## What is needed:
Write out the full set of records below exactly.

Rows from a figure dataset
--------------------

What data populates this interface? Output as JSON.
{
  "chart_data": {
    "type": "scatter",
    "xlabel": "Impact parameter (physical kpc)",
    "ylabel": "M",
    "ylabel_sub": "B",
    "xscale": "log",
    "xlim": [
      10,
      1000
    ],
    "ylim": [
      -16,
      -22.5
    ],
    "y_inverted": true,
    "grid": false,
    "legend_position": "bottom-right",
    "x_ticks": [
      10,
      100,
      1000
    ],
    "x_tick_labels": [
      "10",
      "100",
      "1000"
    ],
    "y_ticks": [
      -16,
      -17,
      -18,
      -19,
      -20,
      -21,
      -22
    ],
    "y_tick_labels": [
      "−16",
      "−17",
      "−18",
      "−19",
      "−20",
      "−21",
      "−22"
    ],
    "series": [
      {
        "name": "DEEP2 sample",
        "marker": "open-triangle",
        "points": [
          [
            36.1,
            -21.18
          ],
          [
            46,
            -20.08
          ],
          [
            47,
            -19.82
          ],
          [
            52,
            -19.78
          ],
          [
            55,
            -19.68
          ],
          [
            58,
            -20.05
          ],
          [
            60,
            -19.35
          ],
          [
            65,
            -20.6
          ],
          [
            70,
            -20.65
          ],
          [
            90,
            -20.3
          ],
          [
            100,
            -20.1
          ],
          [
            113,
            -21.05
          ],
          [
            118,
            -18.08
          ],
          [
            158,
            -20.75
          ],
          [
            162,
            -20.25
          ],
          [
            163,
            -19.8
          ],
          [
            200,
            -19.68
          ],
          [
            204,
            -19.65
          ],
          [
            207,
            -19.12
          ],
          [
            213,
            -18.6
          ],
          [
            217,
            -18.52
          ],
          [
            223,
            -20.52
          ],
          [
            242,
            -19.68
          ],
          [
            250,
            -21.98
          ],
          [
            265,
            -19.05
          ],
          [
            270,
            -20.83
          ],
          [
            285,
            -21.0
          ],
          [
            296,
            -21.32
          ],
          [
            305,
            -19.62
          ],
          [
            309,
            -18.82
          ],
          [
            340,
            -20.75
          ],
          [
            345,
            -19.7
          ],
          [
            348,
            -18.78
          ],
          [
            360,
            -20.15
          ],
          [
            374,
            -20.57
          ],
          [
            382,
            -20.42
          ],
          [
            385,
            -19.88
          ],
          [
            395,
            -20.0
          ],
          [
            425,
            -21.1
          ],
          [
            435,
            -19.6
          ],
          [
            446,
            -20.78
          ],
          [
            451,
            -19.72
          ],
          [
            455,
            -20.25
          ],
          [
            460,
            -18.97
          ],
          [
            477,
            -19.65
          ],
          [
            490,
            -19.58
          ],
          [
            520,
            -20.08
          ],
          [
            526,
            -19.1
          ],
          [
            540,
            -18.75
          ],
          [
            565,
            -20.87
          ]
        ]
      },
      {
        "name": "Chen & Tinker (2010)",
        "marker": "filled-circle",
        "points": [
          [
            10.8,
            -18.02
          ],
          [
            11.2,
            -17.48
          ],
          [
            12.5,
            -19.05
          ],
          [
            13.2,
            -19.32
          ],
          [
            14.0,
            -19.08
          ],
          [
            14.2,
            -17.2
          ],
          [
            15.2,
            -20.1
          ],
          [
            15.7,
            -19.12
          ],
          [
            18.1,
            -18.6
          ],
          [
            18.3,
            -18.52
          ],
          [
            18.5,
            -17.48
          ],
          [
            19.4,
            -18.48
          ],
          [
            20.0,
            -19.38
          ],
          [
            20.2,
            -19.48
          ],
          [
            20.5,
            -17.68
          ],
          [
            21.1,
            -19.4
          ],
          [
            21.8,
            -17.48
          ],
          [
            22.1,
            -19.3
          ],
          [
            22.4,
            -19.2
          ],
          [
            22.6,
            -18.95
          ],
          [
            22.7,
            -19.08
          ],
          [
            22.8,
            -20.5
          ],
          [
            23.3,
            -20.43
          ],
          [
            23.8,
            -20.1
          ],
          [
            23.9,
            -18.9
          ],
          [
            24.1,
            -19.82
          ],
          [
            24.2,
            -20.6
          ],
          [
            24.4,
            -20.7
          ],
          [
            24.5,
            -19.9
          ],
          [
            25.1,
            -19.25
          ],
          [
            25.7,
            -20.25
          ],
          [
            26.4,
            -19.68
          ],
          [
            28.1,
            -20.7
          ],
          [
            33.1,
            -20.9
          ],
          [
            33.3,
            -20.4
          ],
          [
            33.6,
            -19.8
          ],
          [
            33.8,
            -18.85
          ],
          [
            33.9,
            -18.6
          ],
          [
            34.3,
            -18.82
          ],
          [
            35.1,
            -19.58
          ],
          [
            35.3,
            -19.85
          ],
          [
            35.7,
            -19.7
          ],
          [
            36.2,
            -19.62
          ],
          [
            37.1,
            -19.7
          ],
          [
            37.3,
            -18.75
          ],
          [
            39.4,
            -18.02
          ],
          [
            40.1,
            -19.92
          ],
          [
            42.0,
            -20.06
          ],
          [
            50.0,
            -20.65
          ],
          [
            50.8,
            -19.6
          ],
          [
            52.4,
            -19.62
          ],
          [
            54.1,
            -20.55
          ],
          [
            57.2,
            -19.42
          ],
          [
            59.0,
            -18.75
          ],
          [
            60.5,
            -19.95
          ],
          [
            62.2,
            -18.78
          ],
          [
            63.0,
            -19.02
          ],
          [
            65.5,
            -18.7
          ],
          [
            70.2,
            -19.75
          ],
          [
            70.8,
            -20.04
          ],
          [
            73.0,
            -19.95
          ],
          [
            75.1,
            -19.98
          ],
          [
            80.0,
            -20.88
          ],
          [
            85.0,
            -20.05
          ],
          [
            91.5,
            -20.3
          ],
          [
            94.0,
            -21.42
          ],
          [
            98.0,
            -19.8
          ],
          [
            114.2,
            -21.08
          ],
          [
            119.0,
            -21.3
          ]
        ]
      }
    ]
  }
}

--------------------

## Exercise solution:
What data populates this interface? Output as JSON.
{
  "chart_data": {
    "type": "scatter",
    "xlabel": "Impact parameter (physical kpc)",
    "ylabel": "M",
    "ylabel_sub": "B",
    "xscale": "log",
    "xlim": [
      10,
      1000
    ],
    "ylim": [
      -16,
      -22.5
    ],
    "y_inverted": true,
    "grid": false,
    "legend_position": "bottom-right",
    "x_ticks": [
      10,
      100,
      1000
    ],
    "x_tick_labels": [
      "10",
      "100",
      "1000"
    ],
    "y_ticks": [
      -16,
      -17,
      -18,
      -19,
      -20,
      -21,
      -22
    ],
    "y_tick_labels": [
      "−16",
      "−17",
      "−18",
      "−19",
      "−20",
      "−21",
      "−22"
    ],
    "series": [
      {
        "name": "DEEP2 sample",
        "marker": "open-triangle",
        "points": [
          [
            36.1,
            -21.18
          ],
          [
            46,
            -20.08
          ],
          [
            47,
            -19.82
          ],
          [
            52,
            -19.78
          ],
          [
            55,
            -19.68
          ],
          [
            58,
            -20.05
          ],
          [
            60,
            -19.35
          ],
          [
            65,
            -20.6
          ],
          [
            70,
            -20.65
          ],
          [
            90,
            -20.3
          ],
          [
            100,
            -20.1
          ],
          [
            113,
            -21.05
          ],
          [
            118,
            -18.08
          ],
          [
            158,
            -20.75
          ],
          [
            162,
            -20.25
          ],
          [
            163,
            -19.8
          ],
          [
            200,
            -19.68
          ],
          [
            204,
            -19.65
          ],
          [
            207,
            -19.12
          ],
          [
            213,
            -18.6
          ],
          [
            217,
            -18.52
          ],
          [
            223,
            -20.52
          ],
          [
            242,
            -19.68
          ],
          [
            250,
            -21.98
          ],
          [
            265,
            -19.05
          ],
          [
            270,
            -20.83
          ],
          [
            285,
            -21.0
          ],
          [
            296,
            -21.32
          ],
          [
            305,
            -19.62
          ],
          [
            309,
            -18.82
          ],
          [
            340,
            -20.75
          ],
          [
            345,
            -19.7
          ],
          [
            348,
            -18.78
          ],
          [
            360,
            -20.15
          ],
          [
            374,
            -20.57
          ],
          [
            382,
            -20.42
          ],
          [
            385,
            -19.88
          ],
          [
            395,
            -20.0
          ],
          [
            425,
            -21.1
          ],
          [
            435,
            -19.6
          ],
          [
            446,
            -20.78
          ],
          [
            451,
            -19.72
          ],
          [
            455,
            -20.25
          ],
          [
            460,
            -18.97
          ],
          [
            477,
            -19.65
          ],
          [
            490,
            -19.58
          ],
          [
            520,
            -20.08
          ],
          [
            526,
            -19.1
          ],
          [
            540,
            -18.75
          ],
          [
            565,
            -20.87
          ]
        ]
      },
      {
        "name": "Chen & Tinker (2010)",
        "marker": "filled-circle",
        "points": [
          [
            10.8,
            -18.02
          ],
          [
            11.2,
            -17.48
          ],
          [
            12.5,
            -19.05
          ],
          [
            13.2,
            -19.32
          ],
          [
            14.0,
            -19.08
          ],
          [
            14.2,
            -17.2
          ],
          [
            15.2,
            -20.1
          ],
          [
            15.7,
            -19.12
          ],
          [
            18.1,
            -18.6
          ],
          [
            18.3,
            -18.52
          ],
          [
            18.5,
            -17.48
          ],
          [
            19.4,
            -18.48
          ],
          [
            20.0,
            -19.38
          ],
          [
            20.2,
            -19.48
          ],
          [
            20.5,
            -17.68
          ],
          [
            21.1,
            -19.4
          ],
          [
            21.8,
            -17.48
          ],
          [
            22.1,
            -19.3
          ],
          [
            22.4,
            -19.2
          ],
          [
            22.6,
            -18.95
          ],
          [
            22.7,
            -19.08
          ],
          [
            22.8,
            -20.5
          ],
          [
            23.3,
            -20.43
          ],
          [
            23.8,
            -20.1
          ],
          [
            23.9,
            -18.9
          ],
          [
            24.1,
            -19.82
          ],
          [
            24.2,
            -20.6
          ],
          [
            24.4,
            -20.7
          ],
          [
            24.5,
            -19.9
          ],
          [
            25.1,
            -19.25
          ],
          [
            25.7,
            -20.25
          ],
          [
            26.4,
            -19.68
          ],
          [
            28.1,
            -20.7
          ],
          [
            33.1,
            -20.9
          ],
          [
            33.3,
            -20.4
          ],
          [
            33.6,
            -19.8
          ],
          [
            33.8,
            -18.85
          ],
          [
            33.9,
            -18.6
          ],
          [
            34.3,
            -18.82
          ],
          [
            35.1,
            -19.58
          ],
          [
            35.3,
            -19.85
          ],
          [
            35.7,
            -19.7
          ],
          [
            36.2,
            -19.62
          ],
          [
            37.1,
            -19.7
          ],
          [
            37.3,
            -18.75
          ],
          [
            39.4,
            -18.02
          ],
          [
            40.1,
            -19.92
          ],
          [
            42.0,
            -20.06
          ],
          [
            50.0,
            -20.65
          ],
          [
            50.8,
            -19.6
          ],
          [
            52.4,
            -19.62
          ],
          [
            54.1,
            -20.55
          ],
          [
            57.2,
            -19.42
          ],
          [
            59.0,
            -18.75
          ],
          [
            60.5,
            -19.95
          ],
          [
            62.2,
            -18.78
          ],
          [
            63.0,
            -19.02
          ],
          [
            65.5,
            -18.7
          ],
          [
            70.2,
            -19.75
          ],
          [
            70.8,
            -20.04
          ],
          [
            73.0,
            -19.95
          ],
          [
            75.1,
            -19.98
          ],
          [
            80.0,
            -20.88
          ],
          [
            85.0,
            -20.05
          ],
          [
            91.5,
            -20.3
          ],
          [
            94.0,
            -21.42
          ],
          [
            98.0,
            -19.8
          ],
          [
            114.2,
            -21.08
          ],
          [
            119.0,
            -21.3
          ]
        ]
      }
    ]
  }
}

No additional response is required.